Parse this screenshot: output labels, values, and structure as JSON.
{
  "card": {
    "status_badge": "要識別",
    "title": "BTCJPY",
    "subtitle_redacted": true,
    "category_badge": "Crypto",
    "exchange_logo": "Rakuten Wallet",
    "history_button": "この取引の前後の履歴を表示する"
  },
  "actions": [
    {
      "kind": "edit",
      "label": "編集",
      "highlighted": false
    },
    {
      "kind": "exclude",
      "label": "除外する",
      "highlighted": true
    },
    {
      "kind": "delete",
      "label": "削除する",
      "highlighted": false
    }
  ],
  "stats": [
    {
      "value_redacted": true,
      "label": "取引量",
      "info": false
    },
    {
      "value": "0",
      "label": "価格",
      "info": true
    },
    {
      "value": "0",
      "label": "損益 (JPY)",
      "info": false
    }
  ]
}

● **WHAT THIS TASK INVOLVES**
Each line must be given again exactly as written above.

● **FINAL ANSWER**
Parse this screenshot: output labels, values, and structure as JSON.
{
  "card": {
    "status_badge": "要識別",
    "title": "BTCJPY",
    "subtitle_redacted": true,
    "category_badge": "Crypto",
    "exchange_logo": "Rakuten Wallet",
    "history_button": "この取引の前後の履歴を表示する"
  },
  "actions": [
    {
      "kind": "edit",
      "label": "編集",
      "highlighted": false
    },
    {
      "kind": "exclude",
      "label": "除外する",
      "highlighted": true
    },
    {
      "kind": "delete",
      "label": "削除する",
      "highlighted": false
    }
  ],
  "stats": [
    {
      "value_redacted": true,
      "label": "取引量",
      "info": false
    },
    {
      "value": "0",
      "label": "価格",
      "info": true
    },
    {
      "value": "0",
      "label": "損益 (JPY)",
      "info": false
    }
  ]
}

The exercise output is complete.